Task: Make an exact copy of all the records.

= = = = = = =

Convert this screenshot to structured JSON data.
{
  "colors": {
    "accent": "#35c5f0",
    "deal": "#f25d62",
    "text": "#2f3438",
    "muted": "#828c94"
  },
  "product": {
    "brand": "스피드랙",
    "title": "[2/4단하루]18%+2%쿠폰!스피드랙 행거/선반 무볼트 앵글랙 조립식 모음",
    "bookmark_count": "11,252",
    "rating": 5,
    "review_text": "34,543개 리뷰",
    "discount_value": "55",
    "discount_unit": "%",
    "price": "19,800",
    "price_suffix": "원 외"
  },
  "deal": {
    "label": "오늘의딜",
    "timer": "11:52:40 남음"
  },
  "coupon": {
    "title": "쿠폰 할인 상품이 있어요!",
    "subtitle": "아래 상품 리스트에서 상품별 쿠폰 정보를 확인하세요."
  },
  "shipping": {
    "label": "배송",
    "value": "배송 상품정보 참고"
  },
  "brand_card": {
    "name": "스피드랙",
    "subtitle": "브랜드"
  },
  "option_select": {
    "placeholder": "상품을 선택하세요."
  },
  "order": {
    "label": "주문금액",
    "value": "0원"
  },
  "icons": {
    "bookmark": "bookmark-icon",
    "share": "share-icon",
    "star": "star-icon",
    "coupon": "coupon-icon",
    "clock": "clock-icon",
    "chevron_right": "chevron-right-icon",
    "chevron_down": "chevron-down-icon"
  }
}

= = = = = = =

Exercise result:
Convert this screenshot to structured JSON data.
{
  "colors": {
    "accent": "#35c5f0",
    "deal": "#f25d62",
    "text": "#2f3438",
    "muted": "#828c94"
  },
  "product": {
    "brand": "스피드랙",
    "title": "[2/4단하루]18%+2%쿠폰!스피드랙 행거/선반 무볼트 앵글랙 조립식 모음",
    "bookmark_count": "11,252",
    "rating": 5,
    "review_text": "34,543개 리뷰",
    "discount_value": "55",
    "discount_unit": "%",
    "price": "19,800",
    "price_suffix": "원 외"
  },
  "deal": {
    "label": "오늘의딜",
    "timer": "11:52:40 남음"
  },
  "coupon": {
    "title": "쿠폰 할인 상품이 있어요!",
    "subtitle": "아래 상품 리스트에서 상품별 쿠폰 정보를 확인하세요."
  },
  "shipping": {
    "label": "배송",
    "value": "배송 상품정보 참고"
  },
  "brand_card": {
    "name": "스피드랙",
    "subtitle": "브랜드"
  },
  "option_select": {
    "placeholder": "상품을 선택하세요."
  },
  "order": {
    "label": "주문금액",
    "value": "0원"
  },
  "icons": {
    "bookmark": "bookmark-icon",
    "share": "share-icon",
    "star": "star-icon",
    "coupon": "coupon-icon",
    "clock": "clock-icon",
    "chevron_right": "chevron-right-icon",
    "chevron_down": "chevron-down-icon"
  }
}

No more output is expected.